● **TASK PROMPT**
Rewrite the items from the start through the line with "menu-file[interactable]: File (9, 57, 34, 75)", substituting "tab-close-button" for every "tab-close-icon" and leaving everything else unchanged.

● **DATA RECORDS**
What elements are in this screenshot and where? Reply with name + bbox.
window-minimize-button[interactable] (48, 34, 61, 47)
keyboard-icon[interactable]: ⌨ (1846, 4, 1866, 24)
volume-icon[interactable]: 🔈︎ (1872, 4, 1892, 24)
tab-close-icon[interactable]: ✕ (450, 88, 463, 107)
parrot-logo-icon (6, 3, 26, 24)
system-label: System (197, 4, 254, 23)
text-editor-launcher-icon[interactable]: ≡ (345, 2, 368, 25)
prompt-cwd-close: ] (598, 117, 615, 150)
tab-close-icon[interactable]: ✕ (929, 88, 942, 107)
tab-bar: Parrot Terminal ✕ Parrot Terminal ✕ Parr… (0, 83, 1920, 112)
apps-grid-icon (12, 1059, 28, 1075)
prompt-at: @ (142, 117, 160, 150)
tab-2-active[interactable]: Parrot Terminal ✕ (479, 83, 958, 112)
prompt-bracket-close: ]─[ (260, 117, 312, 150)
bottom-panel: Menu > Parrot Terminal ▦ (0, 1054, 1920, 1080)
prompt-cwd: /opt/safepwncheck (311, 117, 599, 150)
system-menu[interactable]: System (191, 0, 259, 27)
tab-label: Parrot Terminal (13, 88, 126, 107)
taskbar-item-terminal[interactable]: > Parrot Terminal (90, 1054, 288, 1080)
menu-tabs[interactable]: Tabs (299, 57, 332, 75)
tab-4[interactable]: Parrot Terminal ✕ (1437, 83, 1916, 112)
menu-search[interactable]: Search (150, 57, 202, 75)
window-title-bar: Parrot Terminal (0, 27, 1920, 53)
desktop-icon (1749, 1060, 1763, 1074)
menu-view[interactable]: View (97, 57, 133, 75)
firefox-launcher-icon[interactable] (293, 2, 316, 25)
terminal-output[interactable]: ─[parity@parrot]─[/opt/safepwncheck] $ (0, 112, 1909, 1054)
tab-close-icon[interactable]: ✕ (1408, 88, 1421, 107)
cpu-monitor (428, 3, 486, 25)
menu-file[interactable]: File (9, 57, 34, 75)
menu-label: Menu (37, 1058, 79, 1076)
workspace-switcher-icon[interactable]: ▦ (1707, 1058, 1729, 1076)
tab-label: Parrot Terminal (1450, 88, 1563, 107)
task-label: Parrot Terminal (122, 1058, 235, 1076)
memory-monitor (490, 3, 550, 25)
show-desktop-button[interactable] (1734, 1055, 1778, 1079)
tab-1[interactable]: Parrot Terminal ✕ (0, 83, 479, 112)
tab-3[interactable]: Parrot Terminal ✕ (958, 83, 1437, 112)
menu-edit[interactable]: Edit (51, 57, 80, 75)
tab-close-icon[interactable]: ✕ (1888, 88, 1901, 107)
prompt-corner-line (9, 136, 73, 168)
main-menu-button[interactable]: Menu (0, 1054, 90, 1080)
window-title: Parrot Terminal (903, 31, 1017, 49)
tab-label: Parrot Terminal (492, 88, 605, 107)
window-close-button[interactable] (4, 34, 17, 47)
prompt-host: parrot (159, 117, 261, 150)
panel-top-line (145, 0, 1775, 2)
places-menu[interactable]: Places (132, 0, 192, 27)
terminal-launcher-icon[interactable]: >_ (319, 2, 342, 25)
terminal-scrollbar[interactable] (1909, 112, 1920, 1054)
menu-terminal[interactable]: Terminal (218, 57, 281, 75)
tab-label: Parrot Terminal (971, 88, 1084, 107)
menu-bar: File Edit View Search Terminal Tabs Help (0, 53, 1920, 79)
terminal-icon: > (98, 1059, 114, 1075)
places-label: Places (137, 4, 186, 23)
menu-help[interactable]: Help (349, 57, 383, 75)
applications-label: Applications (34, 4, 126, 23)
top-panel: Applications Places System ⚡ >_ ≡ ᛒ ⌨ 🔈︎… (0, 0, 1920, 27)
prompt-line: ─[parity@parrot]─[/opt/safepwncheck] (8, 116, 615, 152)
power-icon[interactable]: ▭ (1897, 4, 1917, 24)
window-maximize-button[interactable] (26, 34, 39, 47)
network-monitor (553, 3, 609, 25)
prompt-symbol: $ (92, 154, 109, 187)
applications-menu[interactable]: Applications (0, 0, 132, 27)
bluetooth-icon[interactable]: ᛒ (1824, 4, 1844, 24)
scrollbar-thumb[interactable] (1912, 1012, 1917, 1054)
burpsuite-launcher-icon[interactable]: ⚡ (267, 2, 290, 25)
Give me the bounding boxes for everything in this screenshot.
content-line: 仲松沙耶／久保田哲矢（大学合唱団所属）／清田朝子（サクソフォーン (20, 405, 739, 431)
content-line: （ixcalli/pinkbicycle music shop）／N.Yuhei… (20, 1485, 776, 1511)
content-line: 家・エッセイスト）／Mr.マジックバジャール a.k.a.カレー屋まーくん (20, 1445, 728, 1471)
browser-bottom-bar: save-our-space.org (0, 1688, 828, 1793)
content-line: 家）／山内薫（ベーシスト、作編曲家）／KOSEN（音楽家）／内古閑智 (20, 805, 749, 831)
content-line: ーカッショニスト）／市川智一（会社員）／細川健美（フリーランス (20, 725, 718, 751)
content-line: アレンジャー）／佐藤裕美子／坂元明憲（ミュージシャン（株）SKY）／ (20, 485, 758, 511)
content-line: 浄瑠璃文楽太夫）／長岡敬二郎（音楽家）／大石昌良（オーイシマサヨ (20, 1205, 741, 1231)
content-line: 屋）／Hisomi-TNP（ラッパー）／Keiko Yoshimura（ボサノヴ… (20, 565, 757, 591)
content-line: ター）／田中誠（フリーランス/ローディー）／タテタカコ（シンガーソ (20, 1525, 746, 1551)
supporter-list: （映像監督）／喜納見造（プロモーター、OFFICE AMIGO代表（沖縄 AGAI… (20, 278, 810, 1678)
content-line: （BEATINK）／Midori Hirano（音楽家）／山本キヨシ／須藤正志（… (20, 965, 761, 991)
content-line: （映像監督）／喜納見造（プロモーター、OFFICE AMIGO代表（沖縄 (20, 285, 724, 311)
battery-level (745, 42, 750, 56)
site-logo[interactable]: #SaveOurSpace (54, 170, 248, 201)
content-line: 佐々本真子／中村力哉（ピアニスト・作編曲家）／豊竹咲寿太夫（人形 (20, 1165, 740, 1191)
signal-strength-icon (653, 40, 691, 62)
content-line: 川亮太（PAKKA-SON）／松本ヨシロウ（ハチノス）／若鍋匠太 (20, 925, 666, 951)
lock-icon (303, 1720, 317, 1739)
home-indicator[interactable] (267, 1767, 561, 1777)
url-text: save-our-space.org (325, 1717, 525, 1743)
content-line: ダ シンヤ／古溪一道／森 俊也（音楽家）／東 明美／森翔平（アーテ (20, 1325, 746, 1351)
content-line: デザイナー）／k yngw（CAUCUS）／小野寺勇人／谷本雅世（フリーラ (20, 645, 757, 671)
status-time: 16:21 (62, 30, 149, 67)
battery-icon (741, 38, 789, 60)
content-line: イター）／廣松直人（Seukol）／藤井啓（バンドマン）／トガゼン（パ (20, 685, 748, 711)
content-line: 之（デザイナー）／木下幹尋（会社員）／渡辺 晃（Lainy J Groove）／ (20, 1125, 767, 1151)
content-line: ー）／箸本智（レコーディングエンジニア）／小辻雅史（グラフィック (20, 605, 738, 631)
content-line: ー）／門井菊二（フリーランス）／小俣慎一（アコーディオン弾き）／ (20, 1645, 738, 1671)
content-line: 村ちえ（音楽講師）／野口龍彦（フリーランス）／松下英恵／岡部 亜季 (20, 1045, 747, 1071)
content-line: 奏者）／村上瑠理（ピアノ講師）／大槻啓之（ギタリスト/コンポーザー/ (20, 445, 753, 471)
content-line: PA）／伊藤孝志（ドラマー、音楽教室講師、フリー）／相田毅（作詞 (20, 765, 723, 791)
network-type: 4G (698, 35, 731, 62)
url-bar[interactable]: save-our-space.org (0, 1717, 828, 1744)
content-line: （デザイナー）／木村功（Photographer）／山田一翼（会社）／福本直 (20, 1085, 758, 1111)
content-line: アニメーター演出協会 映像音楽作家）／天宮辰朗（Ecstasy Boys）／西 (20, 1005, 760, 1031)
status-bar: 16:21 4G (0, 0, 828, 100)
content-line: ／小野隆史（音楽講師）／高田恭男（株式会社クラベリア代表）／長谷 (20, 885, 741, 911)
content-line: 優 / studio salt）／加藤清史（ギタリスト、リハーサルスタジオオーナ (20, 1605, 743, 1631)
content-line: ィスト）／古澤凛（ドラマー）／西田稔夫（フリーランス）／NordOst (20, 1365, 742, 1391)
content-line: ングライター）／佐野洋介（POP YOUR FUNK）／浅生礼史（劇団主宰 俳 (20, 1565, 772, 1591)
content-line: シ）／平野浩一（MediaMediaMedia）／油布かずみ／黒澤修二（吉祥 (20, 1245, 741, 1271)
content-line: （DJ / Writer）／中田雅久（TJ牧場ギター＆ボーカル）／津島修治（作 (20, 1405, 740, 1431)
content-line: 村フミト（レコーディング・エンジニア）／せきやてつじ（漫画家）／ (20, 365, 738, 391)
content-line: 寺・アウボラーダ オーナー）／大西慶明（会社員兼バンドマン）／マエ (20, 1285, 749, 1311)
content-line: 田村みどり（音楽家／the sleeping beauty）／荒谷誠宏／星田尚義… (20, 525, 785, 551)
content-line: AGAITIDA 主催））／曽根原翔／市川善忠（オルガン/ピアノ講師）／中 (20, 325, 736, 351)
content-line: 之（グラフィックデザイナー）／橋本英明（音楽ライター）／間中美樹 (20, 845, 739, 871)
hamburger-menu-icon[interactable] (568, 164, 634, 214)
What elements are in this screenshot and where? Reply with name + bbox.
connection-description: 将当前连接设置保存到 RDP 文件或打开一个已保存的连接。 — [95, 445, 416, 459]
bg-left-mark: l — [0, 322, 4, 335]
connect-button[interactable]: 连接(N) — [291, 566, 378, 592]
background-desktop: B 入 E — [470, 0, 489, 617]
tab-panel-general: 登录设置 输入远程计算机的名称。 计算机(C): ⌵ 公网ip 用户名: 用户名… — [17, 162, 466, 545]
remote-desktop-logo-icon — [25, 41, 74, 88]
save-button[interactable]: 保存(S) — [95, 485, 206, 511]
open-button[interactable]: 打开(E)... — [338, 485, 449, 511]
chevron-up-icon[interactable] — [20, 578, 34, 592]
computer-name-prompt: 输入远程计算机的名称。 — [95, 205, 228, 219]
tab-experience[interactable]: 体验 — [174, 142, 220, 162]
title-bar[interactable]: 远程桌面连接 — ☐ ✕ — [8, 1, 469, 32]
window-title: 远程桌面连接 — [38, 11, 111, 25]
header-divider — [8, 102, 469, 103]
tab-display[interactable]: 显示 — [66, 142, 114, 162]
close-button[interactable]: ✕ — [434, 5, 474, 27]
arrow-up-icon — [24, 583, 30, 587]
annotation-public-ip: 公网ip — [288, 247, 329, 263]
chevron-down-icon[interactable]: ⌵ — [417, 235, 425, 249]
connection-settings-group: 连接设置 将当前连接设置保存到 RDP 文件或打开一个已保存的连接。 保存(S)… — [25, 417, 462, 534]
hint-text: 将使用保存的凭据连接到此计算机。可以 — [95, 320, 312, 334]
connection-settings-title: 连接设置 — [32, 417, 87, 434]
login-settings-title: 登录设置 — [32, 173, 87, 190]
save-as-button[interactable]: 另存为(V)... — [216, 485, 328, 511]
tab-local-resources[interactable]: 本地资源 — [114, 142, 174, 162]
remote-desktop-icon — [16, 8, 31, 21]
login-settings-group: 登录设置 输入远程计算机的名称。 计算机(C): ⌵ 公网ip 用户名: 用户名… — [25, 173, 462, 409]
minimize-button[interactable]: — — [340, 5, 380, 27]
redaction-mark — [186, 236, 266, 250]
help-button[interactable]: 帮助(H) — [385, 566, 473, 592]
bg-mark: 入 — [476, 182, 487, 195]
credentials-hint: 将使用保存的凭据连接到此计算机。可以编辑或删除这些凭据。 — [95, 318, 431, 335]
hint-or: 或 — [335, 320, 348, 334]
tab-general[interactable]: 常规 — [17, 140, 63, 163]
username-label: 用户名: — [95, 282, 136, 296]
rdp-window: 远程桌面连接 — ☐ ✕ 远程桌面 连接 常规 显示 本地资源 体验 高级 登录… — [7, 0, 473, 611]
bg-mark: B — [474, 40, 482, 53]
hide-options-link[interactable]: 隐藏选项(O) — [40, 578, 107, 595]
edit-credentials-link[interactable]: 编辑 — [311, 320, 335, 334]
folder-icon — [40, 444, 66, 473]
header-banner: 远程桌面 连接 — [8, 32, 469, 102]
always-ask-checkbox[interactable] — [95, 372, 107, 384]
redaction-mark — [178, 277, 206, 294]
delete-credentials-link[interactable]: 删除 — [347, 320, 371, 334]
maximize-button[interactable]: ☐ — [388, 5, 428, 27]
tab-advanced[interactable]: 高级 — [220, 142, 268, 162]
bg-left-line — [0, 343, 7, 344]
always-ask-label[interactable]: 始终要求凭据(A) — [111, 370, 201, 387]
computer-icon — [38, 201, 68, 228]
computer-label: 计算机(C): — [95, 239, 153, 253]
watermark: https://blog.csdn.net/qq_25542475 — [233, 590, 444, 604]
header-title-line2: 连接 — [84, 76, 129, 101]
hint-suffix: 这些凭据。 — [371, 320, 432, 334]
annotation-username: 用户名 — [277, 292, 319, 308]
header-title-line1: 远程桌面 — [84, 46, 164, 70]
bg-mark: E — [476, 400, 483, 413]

● **RIGHT ANSWER**
What elements are in this screenshot and where? Reply with name + bbox.
window-minimize-button[interactable] (48, 34, 61, 47)
keyboard-icon[interactable]: ⌨ (1846, 4, 1866, 24)
volume-icon[interactable]: 🔈︎ (1872, 4, 1892, 24)
tab-close-button[interactable]: ✕ (450, 88, 463, 107)
parrot-logo-icon (6, 3, 26, 24)
system-label: System (197, 4, 254, 23)
text-editor-launcher-icon[interactable]: ≡ (345, 2, 368, 25)
prompt-cwd-close: ] (598, 117, 615, 150)
tab-close-button[interactable]: ✕ (929, 88, 942, 107)
tab-bar: Parrot Terminal ✕ Parrot Terminal ✕ Parr… (0, 83, 1920, 112)
apps-grid-icon (12, 1059, 28, 1075)
prompt-at: @ (142, 117, 160, 150)
tab-2-active[interactable]: Parrot Terminal ✕ (479, 83, 958, 112)
prompt-bracket-close: ]─[ (260, 117, 312, 150)
bottom-panel: Menu > Parrot Terminal ▦ (0, 1054, 1920, 1080)
prompt-cwd: /opt/safepwncheck (311, 117, 599, 150)
system-menu[interactable]: System (191, 0, 259, 27)
tab-label: Parrot Terminal (13, 88, 126, 107)
taskbar-item-terminal[interactable]: > Parrot Terminal (90, 1054, 288, 1080)
menu-tabs[interactable]: Tabs (299, 57, 332, 75)
tab-4[interactable]: Parrot Terminal ✕ (1437, 83, 1916, 112)
menu-search[interactable]: Search (150, 57, 202, 75)
window-title-bar: Parrot Terminal (0, 27, 1920, 53)
desktop-icon (1749, 1060, 1763, 1074)
menu-view[interactable]: View (97, 57, 133, 75)
firefox-launcher-icon[interactable] (293, 2, 316, 25)
terminal-output[interactable]: ─[parity@parrot]─[/opt/safepwncheck] $ (0, 112, 1909, 1054)
tab-close-button[interactable]: ✕ (1408, 88, 1421, 107)
cpu-monitor (428, 3, 486, 25)
menu-file[interactable]: File (9, 57, 34, 75)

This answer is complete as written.